(Records from a data source)
----
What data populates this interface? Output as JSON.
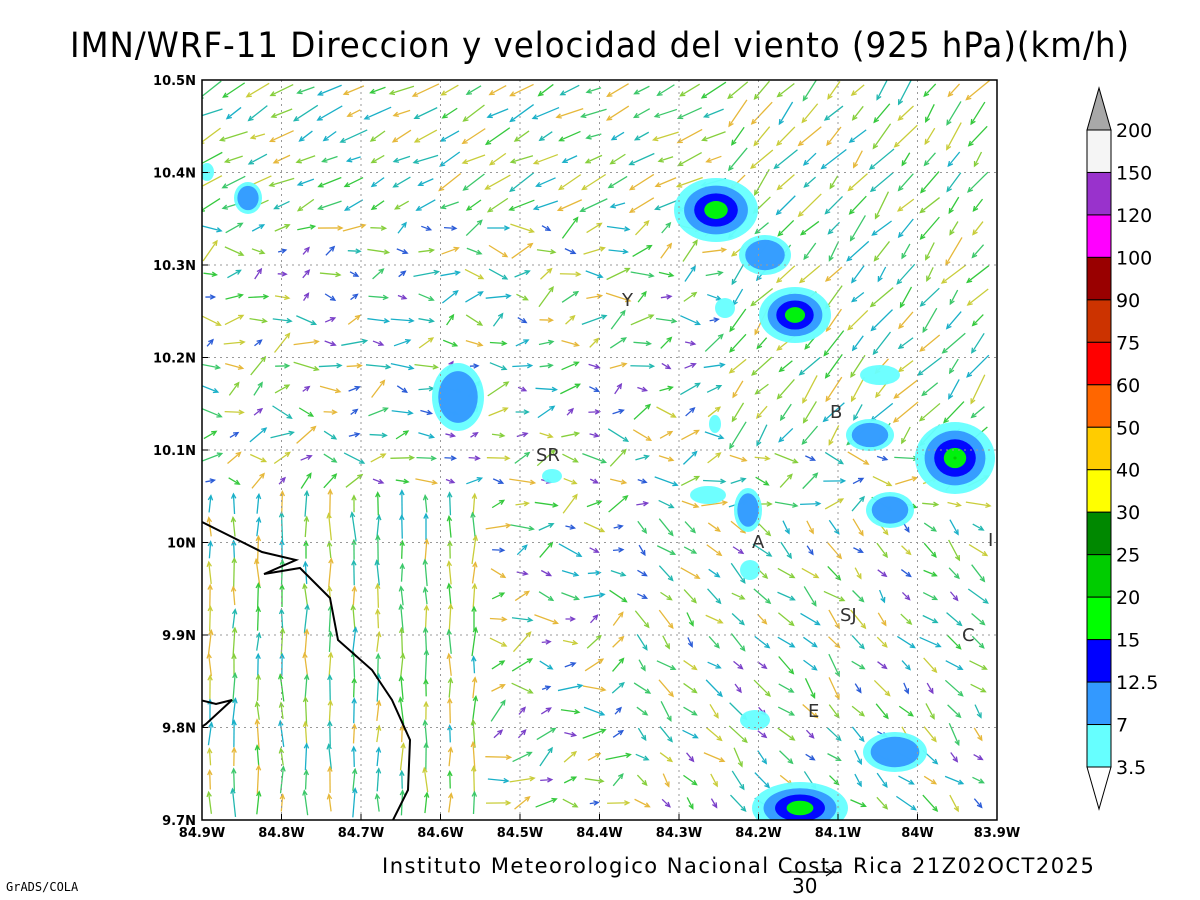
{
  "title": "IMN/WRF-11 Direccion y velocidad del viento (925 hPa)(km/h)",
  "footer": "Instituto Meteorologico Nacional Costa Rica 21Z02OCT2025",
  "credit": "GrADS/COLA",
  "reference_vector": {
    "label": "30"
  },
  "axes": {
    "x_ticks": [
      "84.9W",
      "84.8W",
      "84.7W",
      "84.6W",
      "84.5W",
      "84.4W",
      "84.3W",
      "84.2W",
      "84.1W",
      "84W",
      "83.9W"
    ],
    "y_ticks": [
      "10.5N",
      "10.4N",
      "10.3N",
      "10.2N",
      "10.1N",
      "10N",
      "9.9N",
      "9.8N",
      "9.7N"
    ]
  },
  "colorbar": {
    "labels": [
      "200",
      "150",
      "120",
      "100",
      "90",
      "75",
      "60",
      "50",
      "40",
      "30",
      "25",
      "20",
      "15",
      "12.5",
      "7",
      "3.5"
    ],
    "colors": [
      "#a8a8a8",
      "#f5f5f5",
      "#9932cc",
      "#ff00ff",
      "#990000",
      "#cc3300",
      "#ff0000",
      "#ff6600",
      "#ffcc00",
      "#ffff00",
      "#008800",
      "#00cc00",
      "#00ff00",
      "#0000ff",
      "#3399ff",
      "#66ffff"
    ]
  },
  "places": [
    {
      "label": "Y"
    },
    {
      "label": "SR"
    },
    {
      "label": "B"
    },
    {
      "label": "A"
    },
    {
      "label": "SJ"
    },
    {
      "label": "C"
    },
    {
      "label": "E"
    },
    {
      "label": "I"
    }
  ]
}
----
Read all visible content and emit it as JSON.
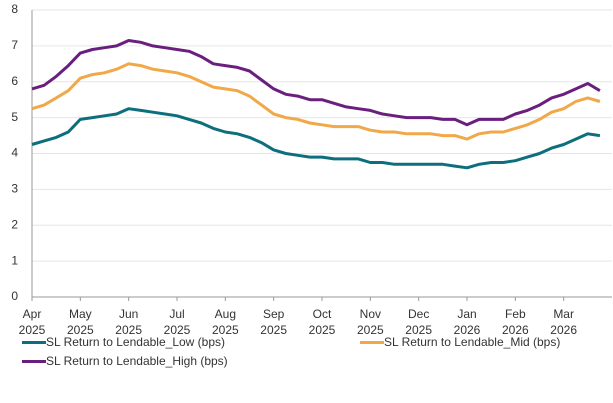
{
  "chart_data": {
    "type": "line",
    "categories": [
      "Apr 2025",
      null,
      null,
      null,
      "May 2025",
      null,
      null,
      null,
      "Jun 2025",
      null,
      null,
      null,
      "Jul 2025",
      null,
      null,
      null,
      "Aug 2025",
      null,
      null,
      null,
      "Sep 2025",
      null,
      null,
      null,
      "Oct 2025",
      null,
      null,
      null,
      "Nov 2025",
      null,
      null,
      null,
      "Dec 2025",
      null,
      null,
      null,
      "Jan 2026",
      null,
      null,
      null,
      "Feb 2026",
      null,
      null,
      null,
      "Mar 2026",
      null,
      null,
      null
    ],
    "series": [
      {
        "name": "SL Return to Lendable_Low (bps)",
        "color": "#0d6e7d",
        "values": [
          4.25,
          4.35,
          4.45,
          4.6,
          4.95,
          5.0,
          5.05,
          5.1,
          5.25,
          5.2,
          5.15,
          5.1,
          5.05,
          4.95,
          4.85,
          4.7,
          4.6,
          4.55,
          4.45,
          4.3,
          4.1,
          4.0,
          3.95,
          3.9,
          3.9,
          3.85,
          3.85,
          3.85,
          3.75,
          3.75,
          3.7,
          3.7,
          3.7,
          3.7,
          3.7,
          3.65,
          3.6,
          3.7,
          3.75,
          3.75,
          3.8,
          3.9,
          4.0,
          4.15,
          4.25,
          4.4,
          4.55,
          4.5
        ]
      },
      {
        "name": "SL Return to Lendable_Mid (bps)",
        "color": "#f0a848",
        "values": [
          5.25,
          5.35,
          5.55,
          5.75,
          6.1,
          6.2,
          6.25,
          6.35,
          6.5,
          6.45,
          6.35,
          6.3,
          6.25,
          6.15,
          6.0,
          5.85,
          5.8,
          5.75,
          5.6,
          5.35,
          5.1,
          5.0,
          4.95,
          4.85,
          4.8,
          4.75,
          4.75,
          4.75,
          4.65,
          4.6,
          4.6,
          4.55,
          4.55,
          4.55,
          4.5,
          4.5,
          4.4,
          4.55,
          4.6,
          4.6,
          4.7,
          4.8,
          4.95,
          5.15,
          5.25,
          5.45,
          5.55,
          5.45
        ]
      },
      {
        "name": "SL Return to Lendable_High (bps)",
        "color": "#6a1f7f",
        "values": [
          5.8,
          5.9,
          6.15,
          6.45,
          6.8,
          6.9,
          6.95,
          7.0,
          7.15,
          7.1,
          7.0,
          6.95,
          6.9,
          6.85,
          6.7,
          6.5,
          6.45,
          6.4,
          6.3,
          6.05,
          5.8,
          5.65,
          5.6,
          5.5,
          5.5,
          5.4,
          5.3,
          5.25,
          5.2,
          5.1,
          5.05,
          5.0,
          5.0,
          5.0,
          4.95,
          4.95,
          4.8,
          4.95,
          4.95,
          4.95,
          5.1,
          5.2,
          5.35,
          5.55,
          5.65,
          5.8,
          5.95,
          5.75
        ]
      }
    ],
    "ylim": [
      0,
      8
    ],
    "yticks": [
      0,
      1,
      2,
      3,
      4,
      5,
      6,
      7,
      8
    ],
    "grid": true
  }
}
----
> _Work to be completed_
Search the records for the word "Return", then list every line that has it.

> _Solution_
        "name": "SL Return to Lendable_Low (bps)",
        "name": "SL Return to Lendable_Mid (bps)",
        "name": "SL Return to Lendable_High (bps)",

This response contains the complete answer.